Pictures in the data below are not part of the copy; transcribe everything else exactly.

──────────

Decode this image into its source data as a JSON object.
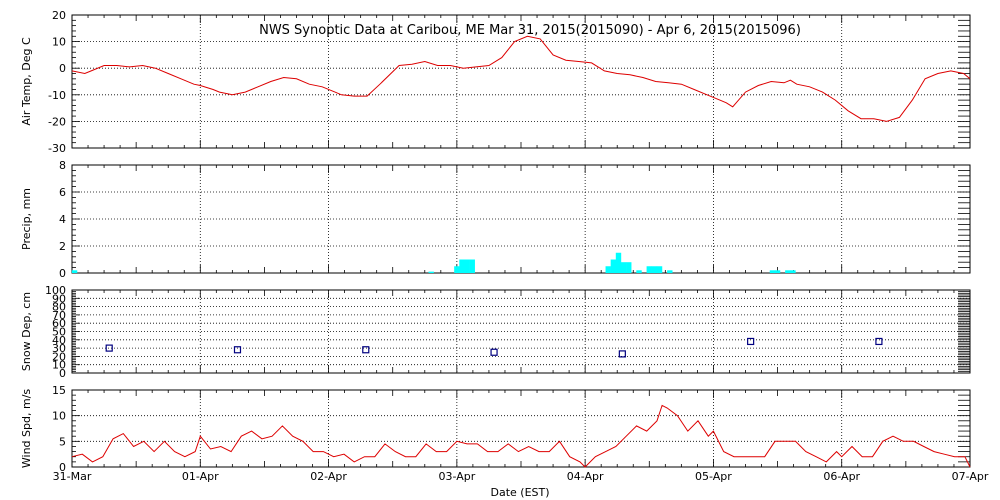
{
  "title": "NWS Synoptic Data at Caribou, ME   Mar 31, 2015(2015090) - Apr  6, 2015(2015096)",
  "xlabel": "Date (EST)",
  "x_ticks": [
    "31-Mar",
    "01-Apr",
    "02-Apr",
    "03-Apr",
    "04-Apr",
    "05-Apr",
    "06-Apr",
    "07-Apr"
  ],
  "colors": {
    "temp_line": "#dd0000",
    "precip_bar": "#00ffff",
    "snow_marker": "#000080",
    "wind_line": "#dd0000",
    "grid": "#000000"
  },
  "chart_data": [
    {
      "type": "line",
      "ylabel": "Air Temp, Deg C",
      "ylim": [
        -30,
        20
      ],
      "yticks": [
        -30,
        -20,
        -10,
        0,
        10,
        20
      ],
      "x_unit": "days since 31-Mar 00:00 EST",
      "series": [
        {
          "x": [
            0,
            0.1,
            0.15,
            0.25,
            0.35,
            0.45,
            0.55,
            0.65,
            0.75,
            0.85,
            0.95,
            1.0,
            1.1,
            1.15,
            1.25,
            1.35,
            1.45,
            1.55,
            1.65,
            1.75,
            1.85,
            1.95,
            2.05,
            2.1,
            2.2,
            2.3,
            2.4,
            2.55,
            2.65,
            2.75,
            2.85,
            2.95,
            3.05,
            3.15,
            3.25,
            3.35,
            3.45,
            3.55,
            3.65,
            3.75,
            3.85,
            3.95,
            4.05,
            4.15,
            4.25,
            4.35,
            4.45,
            4.55,
            4.65,
            4.75,
            4.85,
            4.95,
            5.05,
            5.1,
            5.15,
            5.25,
            5.35,
            5.45,
            5.55,
            5.6,
            5.65,
            5.75,
            5.85,
            5.95,
            6.05,
            6.15,
            6.25,
            6.35,
            6.45,
            6.55,
            6.65,
            6.75,
            6.85,
            6.95,
            7.0
          ],
          "values": [
            -1,
            -2,
            -1,
            1,
            1,
            0.5,
            1,
            0,
            -2,
            -4,
            -6,
            -6.5,
            -8,
            -9,
            -10,
            -9,
            -7,
            -5,
            -3.5,
            -4,
            -6,
            -7,
            -9,
            -10,
            -10.5,
            -10.5,
            -6,
            1,
            1.5,
            2.5,
            1,
            1,
            0,
            0.5,
            1,
            4,
            10,
            12,
            11,
            5,
            3,
            2.5,
            2,
            -1,
            -2,
            -2.5,
            -3.5,
            -5,
            -5.5,
            -6,
            -8,
            -10,
            -12,
            -13,
            -14.5,
            -9,
            -6.5,
            -5,
            -5.5,
            -4.5,
            -6,
            -7,
            -9,
            -12,
            -16,
            -19,
            -19,
            -20,
            -18.5,
            -12,
            -4,
            -2,
            -1,
            -2,
            -4
          ]
        }
      ]
    },
    {
      "type": "bar",
      "ylabel": "Precip, mm",
      "ylim": [
        0,
        8
      ],
      "yticks": [
        0,
        2,
        4,
        6,
        8
      ],
      "x_unit": "days since 31-Mar 00:00 EST",
      "bar_width_days": 0.042,
      "x": [
        0.02,
        2.8,
        3.0,
        3.04,
        3.08,
        3.12,
        4.18,
        4.22,
        4.26,
        4.3,
        4.34,
        4.42,
        4.5,
        4.54,
        4.58,
        4.66,
        5.46,
        5.5,
        5.58,
        5.62
      ],
      "values": [
        0.2,
        0.1,
        0.5,
        1.0,
        1.0,
        1.0,
        0.5,
        1.0,
        1.5,
        0.8,
        0.8,
        0.2,
        0.5,
        0.5,
        0.5,
        0.2,
        0.2,
        0.2,
        0.2,
        0.2
      ]
    },
    {
      "type": "scatter",
      "ylabel": "Snow Dep, cm",
      "ylim": [
        0,
        100
      ],
      "yticks": [
        0,
        10,
        20,
        30,
        40,
        50,
        60,
        70,
        80,
        90,
        100
      ],
      "x_unit": "days since 31-Mar 00:00 EST",
      "series": [
        {
          "x": [
            0.29,
            1.29,
            2.29,
            3.29,
            4.29,
            5.29,
            6.29
          ],
          "values": [
            30,
            28,
            28,
            25,
            23,
            38,
            38
          ]
        }
      ]
    },
    {
      "type": "line",
      "ylabel": "Wind Spd, m/s",
      "ylim": [
        0,
        15
      ],
      "yticks": [
        0,
        5,
        10,
        15
      ],
      "x_unit": "days since 31-Mar 00:00 EST",
      "series": [
        {
          "x": [
            0,
            0.08,
            0.16,
            0.24,
            0.32,
            0.4,
            0.48,
            0.56,
            0.64,
            0.72,
            0.8,
            0.88,
            0.96,
            1.0,
            1.08,
            1.16,
            1.24,
            1.32,
            1.4,
            1.48,
            1.56,
            1.64,
            1.72,
            1.8,
            1.88,
            1.96,
            2.04,
            2.12,
            2.2,
            2.28,
            2.36,
            2.44,
            2.52,
            2.6,
            2.68,
            2.76,
            2.84,
            2.92,
            3.0,
            3.08,
            3.16,
            3.24,
            3.32,
            3.4,
            3.48,
            3.56,
            3.64,
            3.72,
            3.8,
            3.88,
            3.96,
            4.0,
            4.08,
            4.16,
            4.24,
            4.32,
            4.4,
            4.48,
            4.56,
            4.6,
            4.64,
            4.72,
            4.8,
            4.88,
            4.96,
            5.0,
            5.08,
            5.16,
            5.24,
            5.32,
            5.4,
            5.48,
            5.56,
            5.64,
            5.72,
            5.8,
            5.88,
            5.96,
            6.0,
            6.08,
            6.16,
            6.24,
            6.32,
            6.4,
            6.48,
            6.56,
            6.64,
            6.72,
            6.8,
            6.88,
            6.96,
            7.0
          ],
          "values": [
            2,
            2.5,
            1,
            2,
            5.5,
            6.5,
            4,
            5,
            3,
            5,
            3,
            2,
            3,
            6,
            3.5,
            4,
            3,
            6,
            7,
            5.5,
            6,
            8,
            6,
            5,
            3,
            3,
            2,
            2.5,
            1,
            2,
            2,
            4.5,
            3,
            2,
            2,
            4.5,
            3,
            3,
            5,
            4.5,
            4.5,
            3,
            3,
            4.5,
            3,
            4,
            3,
            3,
            5,
            2,
            1,
            0,
            2,
            3,
            4,
            6,
            8,
            7,
            9,
            12,
            11.5,
            10,
            7,
            9,
            6,
            7,
            3,
            2,
            2,
            2,
            2,
            5,
            5,
            5,
            3,
            2,
            1,
            3,
            2,
            4,
            2,
            2,
            5,
            6,
            5,
            5,
            4,
            3,
            2.5,
            2,
            2,
            0
          ]
        }
      ]
    }
  ]
}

──────────

* _Output for this exercise_
Decode this image into its source data as a JSON object.
{
  "title": "NWS Synoptic Data at Caribou, ME   Mar 31, 2015(2015090) - Apr  6, 2015(2015096)",
  "xlabel": "Date (EST)",
  "x_ticks": [
    "31-Mar",
    "01-Apr",
    "02-Apr",
    "03-Apr",
    "04-Apr",
    "05-Apr",
    "06-Apr",
    "07-Apr"
  ],
  "colors": {
    "temp_line": "#dd0000",
    "precip_bar": "#00ffff",
    "snow_marker": "#000080",
    "wind_line": "#dd0000",
    "grid": "#000000"
  },
  "chart_data": [
    {
      "type": "line",
      "ylabel": "Air Temp, Deg C",
      "ylim": [
        -30,
        20
      ],
      "yticks": [
        -30,
        -20,
        -10,
        0,
        10,
        20
      ],
      "x_unit": "days since 31-Mar 00:00 EST",
      "series": [
        {
          "x": [
            0,
            0.1,
            0.15,
            0.25,
            0.35,
            0.45,
            0.55,
            0.65,
            0.75,
            0.85,
            0.95,
            1.0,
            1.1,
            1.15,
            1.25,
            1.35,
            1.45,
            1.55,
            1.65,
            1.75,
            1.85,
            1.95,
            2.05,
            2.1,
            2.2,
            2.3,
            2.4,
            2.55,
            2.65,
            2.75,
            2.85,
            2.95,
            3.05,
            3.15,
            3.25,
            3.35,
            3.45,
            3.55,
            3.65,
            3.75,
            3.85,
            3.95,
            4.05,
            4.15,
            4.25,
            4.35,
            4.45,
            4.55,
            4.65,
            4.75,
            4.85,
            4.95,
            5.05,
            5.1,
            5.15,
            5.25,
            5.35,
            5.45,
            5.55,
            5.6,
            5.65,
            5.75,
            5.85,
            5.95,
            6.05,
            6.15,
            6.25,
            6.35,
            6.45,
            6.55,
            6.65,
            6.75,
            6.85,
            6.95,
            7.0
          ],
          "values": [
            -1,
            -2,
            -1,
            1,
            1,
            0.5,
            1,
            0,
            -2,
            -4,
            -6,
            -6.5,
            -8,
            -9,
            -10,
            -9,
            -7,
            -5,
            -3.5,
            -4,
            -6,
            -7,
            -9,
            -10,
            -10.5,
            -10.5,
            -6,
            1,
            1.5,
            2.5,
            1,
            1,
            0,
            0.5,
            1,
            4,
            10,
            12,
            11,
            5,
            3,
            2.5,
            2,
            -1,
            -2,
            -2.5,
            -3.5,
            -5,
            -5.5,
            -6,
            -8,
            -10,
            -12,
            -13,
            -14.5,
            -9,
            -6.5,
            -5,
            -5.5,
            -4.5,
            -6,
            -7,
            -9,
            -12,
            -16,
            -19,
            -19,
            -20,
            -18.5,
            -12,
            -4,
            -2,
            -1,
            -2,
            -4
          ]
        }
      ]
    },
    {
      "type": "bar",
      "ylabel": "Precip, mm",
      "ylim": [
        0,
        8
      ],
      "yticks": [
        0,
        2,
        4,
        6,
        8
      ],
      "x_unit": "days since 31-Mar 00:00 EST",
      "bar_width_days": 0.042,
      "x": [
        0.02,
        2.8,
        3.0,
        3.04,
        3.08,
        3.12,
        4.18,
        4.22,
        4.26,
        4.3,
        4.34,
        4.42,
        4.5,
        4.54,
        4.58,
        4.66,
        5.46,
        5.5,
        5.58,
        5.62
      ],
      "values": [
        0.2,
        0.1,
        0.5,
        1.0,
        1.0,
        1.0,
        0.5,
        1.0,
        1.5,
        0.8,
        0.8,
        0.2,
        0.5,
        0.5,
        0.5,
        0.2,
        0.2,
        0.2,
        0.2,
        0.2
      ]
    },
    {
      "type": "scatter",
      "ylabel": "Snow Dep, cm",
      "ylim": [
        0,
        100
      ],
      "yticks": [
        0,
        10,
        20,
        30,
        40,
        50,
        60,
        70,
        80,
        90,
        100
      ],
      "x_unit": "days since 31-Mar 00:00 EST",
      "series": [
        {
          "x": [
            0.29,
            1.29,
            2.29,
            3.29,
            4.29,
            5.29,
            6.29
          ],
          "values": [
            30,
            28,
            28,
            25,
            23,
            38,
            38
          ]
        }
      ]
    },
    {
      "type": "line",
      "ylabel": "Wind Spd, m/s",
      "ylim": [
        0,
        15
      ],
      "yticks": [
        0,
        5,
        10,
        15
      ],
      "x_unit": "days since 31-Mar 00:00 EST",
      "series": [
        {
          "x": [
            0,
            0.08,
            0.16,
            0.24,
            0.32,
            0.4,
            0.48,
            0.56,
            0.64,
            0.72,
            0.8,
            0.88,
            0.96,
            1.0,
            1.08,
            1.16,
            1.24,
            1.32,
            1.4,
            1.48,
            1.56,
            1.64,
            1.72,
            1.8,
            1.88,
            1.96,
            2.04,
            2.12,
            2.2,
            2.28,
            2.36,
            2.44,
            2.52,
            2.6,
            2.68,
            2.76,
            2.84,
            2.92,
            3.0,
            3.08,
            3.16,
            3.24,
            3.32,
            3.4,
            3.48,
            3.56,
            3.64,
            3.72,
            3.8,
            3.88,
            3.96,
            4.0,
            4.08,
            4.16,
            4.24,
            4.32,
            4.4,
            4.48,
            4.56,
            4.6,
            4.64,
            4.72,
            4.8,
            4.88,
            4.96,
            5.0,
            5.08,
            5.16,
            5.24,
            5.32,
            5.4,
            5.48,
            5.56,
            5.64,
            5.72,
            5.8,
            5.88,
            5.96,
            6.0,
            6.08,
            6.16,
            6.24,
            6.32,
            6.4,
            6.48,
            6.56,
            6.64,
            6.72,
            6.8,
            6.88,
            6.96,
            7.0
          ],
          "values": [
            2,
            2.5,
            1,
            2,
            5.5,
            6.5,
            4,
            5,
            3,
            5,
            3,
            2,
            3,
            6,
            3.5,
            4,
            3,
            6,
            7,
            5.5,
            6,
            8,
            6,
            5,
            3,
            3,
            2,
            2.5,
            1,
            2,
            2,
            4.5,
            3,
            2,
            2,
            4.5,
            3,
            3,
            5,
            4.5,
            4.5,
            3,
            3,
            4.5,
            3,
            4,
            3,
            3,
            5,
            2,
            1,
            0,
            2,
            3,
            4,
            6,
            8,
            7,
            9,
            12,
            11.5,
            10,
            7,
            9,
            6,
            7,
            3,
            2,
            2,
            2,
            2,
            5,
            5,
            5,
            3,
            2,
            1,
            3,
            2,
            4,
            2,
            2,
            5,
            6,
            5,
            5,
            4,
            3,
            2.5,
            2,
            2,
            0
          ]
        }
      ]
    }
  ]
}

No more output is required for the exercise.